### [GIVEN EXERCISE]
In the entries below, count every line containing "What". Reply with the number alone.

### [DATA PROVIDED]
-.-.-
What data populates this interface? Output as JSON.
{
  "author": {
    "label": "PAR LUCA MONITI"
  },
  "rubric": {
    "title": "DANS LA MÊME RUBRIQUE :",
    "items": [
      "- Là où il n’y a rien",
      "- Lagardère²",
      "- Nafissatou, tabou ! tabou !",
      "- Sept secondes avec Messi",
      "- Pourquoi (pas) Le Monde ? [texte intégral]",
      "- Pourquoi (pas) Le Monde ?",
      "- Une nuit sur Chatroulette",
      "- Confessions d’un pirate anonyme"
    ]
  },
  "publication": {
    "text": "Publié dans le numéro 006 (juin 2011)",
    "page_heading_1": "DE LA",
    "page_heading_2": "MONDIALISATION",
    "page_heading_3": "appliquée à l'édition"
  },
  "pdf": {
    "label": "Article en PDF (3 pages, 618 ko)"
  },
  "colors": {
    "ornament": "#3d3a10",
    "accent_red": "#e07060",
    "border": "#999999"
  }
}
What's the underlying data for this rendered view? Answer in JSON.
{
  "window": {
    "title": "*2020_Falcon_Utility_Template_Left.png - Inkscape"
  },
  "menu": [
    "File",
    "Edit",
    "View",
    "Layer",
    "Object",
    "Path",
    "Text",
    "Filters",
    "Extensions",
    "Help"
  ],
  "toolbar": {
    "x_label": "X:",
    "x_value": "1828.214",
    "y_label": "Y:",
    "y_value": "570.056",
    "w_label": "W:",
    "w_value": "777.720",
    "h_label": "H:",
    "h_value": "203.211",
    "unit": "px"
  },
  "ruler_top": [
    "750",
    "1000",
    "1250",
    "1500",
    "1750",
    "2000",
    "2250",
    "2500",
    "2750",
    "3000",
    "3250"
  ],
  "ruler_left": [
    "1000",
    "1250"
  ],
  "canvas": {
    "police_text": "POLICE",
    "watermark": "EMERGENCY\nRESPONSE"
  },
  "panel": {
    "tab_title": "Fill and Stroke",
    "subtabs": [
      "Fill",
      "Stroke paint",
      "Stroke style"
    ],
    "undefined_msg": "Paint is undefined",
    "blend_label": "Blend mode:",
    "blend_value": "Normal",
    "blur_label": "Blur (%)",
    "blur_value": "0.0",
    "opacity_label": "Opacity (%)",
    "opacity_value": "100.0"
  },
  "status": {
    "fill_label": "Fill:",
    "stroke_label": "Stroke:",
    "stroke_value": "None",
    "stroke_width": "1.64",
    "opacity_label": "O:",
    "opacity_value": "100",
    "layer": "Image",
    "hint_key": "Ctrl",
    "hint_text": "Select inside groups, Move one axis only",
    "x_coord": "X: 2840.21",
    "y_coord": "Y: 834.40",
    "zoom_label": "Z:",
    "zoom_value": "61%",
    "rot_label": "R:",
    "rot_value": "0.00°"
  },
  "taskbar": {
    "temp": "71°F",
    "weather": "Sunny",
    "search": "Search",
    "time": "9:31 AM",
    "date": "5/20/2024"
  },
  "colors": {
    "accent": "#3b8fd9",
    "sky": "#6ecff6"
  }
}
-.-.-
### [RESULT OF THE EXERCISE]
2